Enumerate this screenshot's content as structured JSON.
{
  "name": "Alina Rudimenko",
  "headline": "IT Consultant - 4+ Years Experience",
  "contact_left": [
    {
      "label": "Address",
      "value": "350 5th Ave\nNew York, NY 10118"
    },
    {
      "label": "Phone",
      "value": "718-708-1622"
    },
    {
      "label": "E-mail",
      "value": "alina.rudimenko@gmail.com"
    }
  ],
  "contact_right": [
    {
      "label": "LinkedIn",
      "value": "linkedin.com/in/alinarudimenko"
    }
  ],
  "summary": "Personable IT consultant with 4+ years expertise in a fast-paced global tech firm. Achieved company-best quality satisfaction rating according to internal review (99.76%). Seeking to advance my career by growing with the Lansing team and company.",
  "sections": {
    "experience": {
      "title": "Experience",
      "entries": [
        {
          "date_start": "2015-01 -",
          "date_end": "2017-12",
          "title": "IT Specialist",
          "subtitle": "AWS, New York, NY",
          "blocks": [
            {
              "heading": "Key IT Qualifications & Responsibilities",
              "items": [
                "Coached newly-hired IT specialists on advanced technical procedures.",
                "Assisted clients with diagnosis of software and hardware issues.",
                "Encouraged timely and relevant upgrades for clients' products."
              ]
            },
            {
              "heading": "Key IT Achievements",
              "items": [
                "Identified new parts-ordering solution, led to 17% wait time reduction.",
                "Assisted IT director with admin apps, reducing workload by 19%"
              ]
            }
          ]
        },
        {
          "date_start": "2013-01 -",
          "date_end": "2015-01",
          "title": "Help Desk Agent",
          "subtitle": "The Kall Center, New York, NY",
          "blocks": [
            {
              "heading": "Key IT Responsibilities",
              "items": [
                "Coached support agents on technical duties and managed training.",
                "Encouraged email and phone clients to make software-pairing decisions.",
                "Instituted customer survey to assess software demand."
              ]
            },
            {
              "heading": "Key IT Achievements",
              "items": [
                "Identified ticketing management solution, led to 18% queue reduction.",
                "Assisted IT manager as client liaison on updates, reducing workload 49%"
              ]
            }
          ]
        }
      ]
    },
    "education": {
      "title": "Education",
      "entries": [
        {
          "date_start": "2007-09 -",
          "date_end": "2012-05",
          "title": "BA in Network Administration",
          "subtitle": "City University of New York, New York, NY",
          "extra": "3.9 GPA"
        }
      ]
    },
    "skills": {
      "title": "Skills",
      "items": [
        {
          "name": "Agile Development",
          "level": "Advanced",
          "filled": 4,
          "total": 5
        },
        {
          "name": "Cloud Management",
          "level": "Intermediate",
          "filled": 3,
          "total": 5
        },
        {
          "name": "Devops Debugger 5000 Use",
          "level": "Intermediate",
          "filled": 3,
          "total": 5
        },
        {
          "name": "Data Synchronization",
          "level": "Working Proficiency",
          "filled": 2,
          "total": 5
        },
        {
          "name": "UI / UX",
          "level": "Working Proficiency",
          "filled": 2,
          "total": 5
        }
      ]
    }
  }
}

──────────────────────────────

Written exercise
Output every entry shown above, exactly.

Exercise output
Enumerate this screenshot's content as structured JSON.
{
  "name": "Alina Rudimenko",
  "headline": "IT Consultant - 4+ Years Experience",
  "contact_left": [
    {
      "label": "Address",
      "value": "350 5th Ave\nNew York, NY 10118"
    },
    {
      "label": "Phone",
      "value": "718-708-1622"
    },
    {
      "label": "E-mail",
      "value": "alina.rudimenko@gmail.com"
    }
  ],
  "contact_right": [
    {
      "label": "LinkedIn",
      "value": "linkedin.com/in/alinarudimenko"
    }
  ],
  "summary": "Personable IT consultant with 4+ years expertise in a fast-paced global tech firm. Achieved company-best quality satisfaction rating according to internal review (99.76%). Seeking to advance my career by growing with the Lansing team and company.",
  "sections": {
    "experience": {
      "title": "Experience",
      "entries": [
        {
          "date_start": "2015-01 -",
          "date_end": "2017-12",
          "title": "IT Specialist",
          "subtitle": "AWS, New York, NY",
          "blocks": [
            {
              "heading": "Key IT Qualifications & Responsibilities",
              "items": [
                "Coached newly-hired IT specialists on advanced technical procedures.",
                "Assisted clients with diagnosis of software and hardware issues.",
                "Encouraged timely and relevant upgrades for clients' products."
              ]
            },
            {
              "heading": "Key IT Achievements",
              "items": [
                "Identified new parts-ordering solution, led to 17% wait time reduction.",
                "Assisted IT director with admin apps, reducing workload by 19%"
              ]
            }
          ]
        },
        {
          "date_start": "2013-01 -",
          "date_end": "2015-01",
          "title": "Help Desk Agent",
          "subtitle": "The Kall Center, New York, NY",
          "blocks": [
            {
              "heading": "Key IT Responsibilities",
              "items": [
                "Coached support agents on technical duties and managed training.",
                "Encouraged email and phone clients to make software-pairing decisions.",
                "Instituted customer survey to assess software demand."
              ]
            },
            {
              "heading": "Key IT Achievements",
              "items": [
                "Identified ticketing management solution, led to 18% queue reduction.",
                "Assisted IT manager as client liaison on updates, reducing workload 49%"
              ]
            }
          ]
        }
      ]
    },
    "education": {
      "title": "Education",
      "entries": [
        {
          "date_start": "2007-09 -",
          "date_end": "2012-05",
          "title": "BA in Network Administration",
          "subtitle": "City University of New York, New York, NY",
          "extra": "3.9 GPA"
        }
      ]
    },
    "skills": {
      "title": "Skills",
      "items": [
        {
          "name": "Agile Development",
          "level": "Advanced",
          "filled": 4,
          "total": 5
        },
        {
          "name": "Cloud Management",
          "level": "Intermediate",
          "filled": 3,
          "total": 5
        },
        {
          "name": "Devops Debugger 5000 Use",
          "level": "Intermediate",
          "filled": 3,
          "total": 5
        },
        {
          "name": "Data Synchronization",
          "level": "Working Proficiency",
          "filled": 2,
          "total": 5
        },
        {
          "name": "UI / UX",
          "level": "Working Proficiency",
          "filled": 2,
          "total": 5
        }
      ]
    }
  }
}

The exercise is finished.